» THE EXERCISE
Take every line from the material that has the word "this" in it.
──────── SUPPLIED MATERIAL
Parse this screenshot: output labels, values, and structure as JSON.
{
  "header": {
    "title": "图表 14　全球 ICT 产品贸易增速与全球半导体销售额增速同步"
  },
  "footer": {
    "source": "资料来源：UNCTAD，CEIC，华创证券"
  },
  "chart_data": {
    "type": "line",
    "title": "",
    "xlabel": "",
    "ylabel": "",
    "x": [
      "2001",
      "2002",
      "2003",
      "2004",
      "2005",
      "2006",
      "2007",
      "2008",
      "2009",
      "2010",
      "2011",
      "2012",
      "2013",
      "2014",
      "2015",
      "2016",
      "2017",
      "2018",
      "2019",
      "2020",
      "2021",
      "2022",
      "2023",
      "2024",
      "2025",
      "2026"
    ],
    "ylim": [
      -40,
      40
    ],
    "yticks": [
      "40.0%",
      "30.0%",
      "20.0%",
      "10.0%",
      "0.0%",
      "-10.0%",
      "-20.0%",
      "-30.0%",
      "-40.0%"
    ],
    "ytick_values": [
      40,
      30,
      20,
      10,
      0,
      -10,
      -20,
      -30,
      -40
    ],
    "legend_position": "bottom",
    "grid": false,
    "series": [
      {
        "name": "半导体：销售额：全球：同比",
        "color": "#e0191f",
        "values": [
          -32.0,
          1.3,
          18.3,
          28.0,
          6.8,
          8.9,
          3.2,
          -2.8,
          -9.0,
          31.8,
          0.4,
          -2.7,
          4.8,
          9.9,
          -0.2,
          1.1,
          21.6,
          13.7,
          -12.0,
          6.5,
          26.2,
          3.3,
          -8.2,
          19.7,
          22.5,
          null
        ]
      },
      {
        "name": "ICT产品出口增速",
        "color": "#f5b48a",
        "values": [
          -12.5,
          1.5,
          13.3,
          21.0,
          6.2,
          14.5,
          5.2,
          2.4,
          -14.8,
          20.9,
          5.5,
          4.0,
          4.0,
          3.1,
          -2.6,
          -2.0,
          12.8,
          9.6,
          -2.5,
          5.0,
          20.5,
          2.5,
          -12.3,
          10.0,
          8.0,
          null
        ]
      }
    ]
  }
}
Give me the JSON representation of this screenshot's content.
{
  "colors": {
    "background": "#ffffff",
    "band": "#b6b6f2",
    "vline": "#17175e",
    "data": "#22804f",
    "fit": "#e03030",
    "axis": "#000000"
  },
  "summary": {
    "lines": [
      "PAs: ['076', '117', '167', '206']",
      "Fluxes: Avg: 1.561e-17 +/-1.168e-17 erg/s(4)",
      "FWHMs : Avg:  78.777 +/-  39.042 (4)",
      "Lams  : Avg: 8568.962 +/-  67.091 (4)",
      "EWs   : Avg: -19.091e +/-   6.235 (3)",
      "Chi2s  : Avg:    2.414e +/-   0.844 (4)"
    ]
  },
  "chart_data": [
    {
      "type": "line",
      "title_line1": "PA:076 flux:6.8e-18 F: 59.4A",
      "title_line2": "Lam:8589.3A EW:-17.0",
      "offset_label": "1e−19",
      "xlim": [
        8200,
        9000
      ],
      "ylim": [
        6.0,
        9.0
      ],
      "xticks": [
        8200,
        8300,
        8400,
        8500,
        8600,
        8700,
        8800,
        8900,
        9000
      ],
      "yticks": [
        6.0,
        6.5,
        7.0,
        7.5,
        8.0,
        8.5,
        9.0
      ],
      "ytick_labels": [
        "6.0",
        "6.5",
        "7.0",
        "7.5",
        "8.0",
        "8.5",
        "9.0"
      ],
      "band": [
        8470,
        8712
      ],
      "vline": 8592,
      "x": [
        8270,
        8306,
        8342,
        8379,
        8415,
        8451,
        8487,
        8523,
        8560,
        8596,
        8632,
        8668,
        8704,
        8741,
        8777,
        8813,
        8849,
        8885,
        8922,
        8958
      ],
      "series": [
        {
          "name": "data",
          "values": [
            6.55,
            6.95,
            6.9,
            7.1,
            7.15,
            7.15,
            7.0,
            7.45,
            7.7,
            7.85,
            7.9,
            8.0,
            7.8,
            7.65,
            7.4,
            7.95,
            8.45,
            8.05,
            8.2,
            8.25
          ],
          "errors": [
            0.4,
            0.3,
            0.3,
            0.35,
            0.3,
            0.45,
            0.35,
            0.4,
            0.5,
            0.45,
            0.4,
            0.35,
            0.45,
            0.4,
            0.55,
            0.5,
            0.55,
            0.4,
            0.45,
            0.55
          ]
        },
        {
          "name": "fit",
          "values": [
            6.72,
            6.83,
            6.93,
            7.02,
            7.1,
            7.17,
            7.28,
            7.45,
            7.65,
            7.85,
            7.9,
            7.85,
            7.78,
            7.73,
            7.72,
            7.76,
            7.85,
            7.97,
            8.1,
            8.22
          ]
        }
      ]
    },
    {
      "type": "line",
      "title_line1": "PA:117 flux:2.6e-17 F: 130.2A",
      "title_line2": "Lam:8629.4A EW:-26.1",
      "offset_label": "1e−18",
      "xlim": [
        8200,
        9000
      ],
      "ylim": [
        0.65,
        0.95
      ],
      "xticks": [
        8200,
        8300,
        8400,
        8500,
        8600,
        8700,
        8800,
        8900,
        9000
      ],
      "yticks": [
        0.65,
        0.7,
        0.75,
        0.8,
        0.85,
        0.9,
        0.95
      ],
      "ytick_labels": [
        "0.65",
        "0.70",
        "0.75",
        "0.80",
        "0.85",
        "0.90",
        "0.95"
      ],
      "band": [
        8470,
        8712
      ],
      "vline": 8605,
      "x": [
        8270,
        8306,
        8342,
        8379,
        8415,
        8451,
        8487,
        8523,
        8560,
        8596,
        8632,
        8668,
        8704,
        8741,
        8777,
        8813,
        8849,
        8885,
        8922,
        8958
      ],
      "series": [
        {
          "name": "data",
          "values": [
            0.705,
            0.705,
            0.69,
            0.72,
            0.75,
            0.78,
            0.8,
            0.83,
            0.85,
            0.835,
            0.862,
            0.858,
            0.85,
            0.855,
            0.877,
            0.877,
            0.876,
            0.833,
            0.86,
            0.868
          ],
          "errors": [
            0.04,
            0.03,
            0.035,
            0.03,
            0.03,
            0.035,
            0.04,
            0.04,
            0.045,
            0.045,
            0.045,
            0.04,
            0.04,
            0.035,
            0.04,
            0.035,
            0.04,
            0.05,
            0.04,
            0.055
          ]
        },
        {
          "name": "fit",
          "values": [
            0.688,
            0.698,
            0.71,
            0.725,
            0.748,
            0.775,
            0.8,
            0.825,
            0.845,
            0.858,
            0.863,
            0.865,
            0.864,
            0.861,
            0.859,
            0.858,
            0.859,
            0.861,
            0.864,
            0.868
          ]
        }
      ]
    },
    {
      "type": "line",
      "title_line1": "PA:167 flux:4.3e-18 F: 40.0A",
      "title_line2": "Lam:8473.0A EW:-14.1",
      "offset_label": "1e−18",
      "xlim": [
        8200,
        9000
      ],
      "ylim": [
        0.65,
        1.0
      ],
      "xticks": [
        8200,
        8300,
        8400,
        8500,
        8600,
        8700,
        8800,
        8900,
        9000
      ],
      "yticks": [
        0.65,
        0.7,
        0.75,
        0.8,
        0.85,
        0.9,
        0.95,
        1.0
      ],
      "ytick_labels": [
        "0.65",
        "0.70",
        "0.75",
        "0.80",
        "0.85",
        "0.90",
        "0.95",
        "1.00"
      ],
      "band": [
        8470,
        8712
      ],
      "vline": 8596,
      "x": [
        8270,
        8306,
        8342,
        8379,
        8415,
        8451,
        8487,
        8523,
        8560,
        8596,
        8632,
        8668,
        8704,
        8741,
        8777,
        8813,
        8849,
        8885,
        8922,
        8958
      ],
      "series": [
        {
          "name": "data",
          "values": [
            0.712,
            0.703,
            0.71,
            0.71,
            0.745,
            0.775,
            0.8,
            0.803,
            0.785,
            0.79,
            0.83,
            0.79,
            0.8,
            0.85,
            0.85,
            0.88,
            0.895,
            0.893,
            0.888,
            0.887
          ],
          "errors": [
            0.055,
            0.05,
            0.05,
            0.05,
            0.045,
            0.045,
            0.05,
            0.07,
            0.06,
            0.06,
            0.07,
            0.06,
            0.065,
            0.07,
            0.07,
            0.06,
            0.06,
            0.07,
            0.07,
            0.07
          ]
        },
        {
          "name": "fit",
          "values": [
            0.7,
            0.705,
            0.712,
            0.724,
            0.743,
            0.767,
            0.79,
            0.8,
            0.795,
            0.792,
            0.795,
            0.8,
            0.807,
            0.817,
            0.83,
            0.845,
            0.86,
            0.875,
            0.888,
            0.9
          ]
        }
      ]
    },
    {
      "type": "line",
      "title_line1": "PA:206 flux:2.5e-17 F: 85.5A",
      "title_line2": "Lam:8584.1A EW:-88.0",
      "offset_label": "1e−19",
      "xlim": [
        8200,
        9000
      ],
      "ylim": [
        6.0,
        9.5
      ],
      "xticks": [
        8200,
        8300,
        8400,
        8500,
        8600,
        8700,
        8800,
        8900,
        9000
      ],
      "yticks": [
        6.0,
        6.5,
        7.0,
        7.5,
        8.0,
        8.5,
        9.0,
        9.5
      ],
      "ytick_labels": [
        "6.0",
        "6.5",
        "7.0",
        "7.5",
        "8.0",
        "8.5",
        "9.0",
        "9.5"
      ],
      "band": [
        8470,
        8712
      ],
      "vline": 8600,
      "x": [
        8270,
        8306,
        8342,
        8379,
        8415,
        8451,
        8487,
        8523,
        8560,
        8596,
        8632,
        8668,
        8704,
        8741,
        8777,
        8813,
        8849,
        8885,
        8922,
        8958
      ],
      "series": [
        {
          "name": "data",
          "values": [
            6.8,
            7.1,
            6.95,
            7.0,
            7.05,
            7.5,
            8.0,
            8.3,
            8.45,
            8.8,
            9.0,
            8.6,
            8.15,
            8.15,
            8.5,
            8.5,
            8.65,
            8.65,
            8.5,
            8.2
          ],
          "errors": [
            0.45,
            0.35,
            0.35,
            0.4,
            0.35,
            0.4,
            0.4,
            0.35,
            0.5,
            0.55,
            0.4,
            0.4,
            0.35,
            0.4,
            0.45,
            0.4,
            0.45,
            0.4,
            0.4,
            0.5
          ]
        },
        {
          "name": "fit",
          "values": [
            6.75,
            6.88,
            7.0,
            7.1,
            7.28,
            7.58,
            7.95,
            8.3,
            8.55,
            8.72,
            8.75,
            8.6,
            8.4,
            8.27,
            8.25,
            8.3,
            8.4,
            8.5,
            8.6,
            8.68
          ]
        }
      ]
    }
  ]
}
────────────────
» OUTPUT BELOW
Parse this screenshot: output labels, values, and structure as JSON.
Give me the JSON representation of this screenshot's content.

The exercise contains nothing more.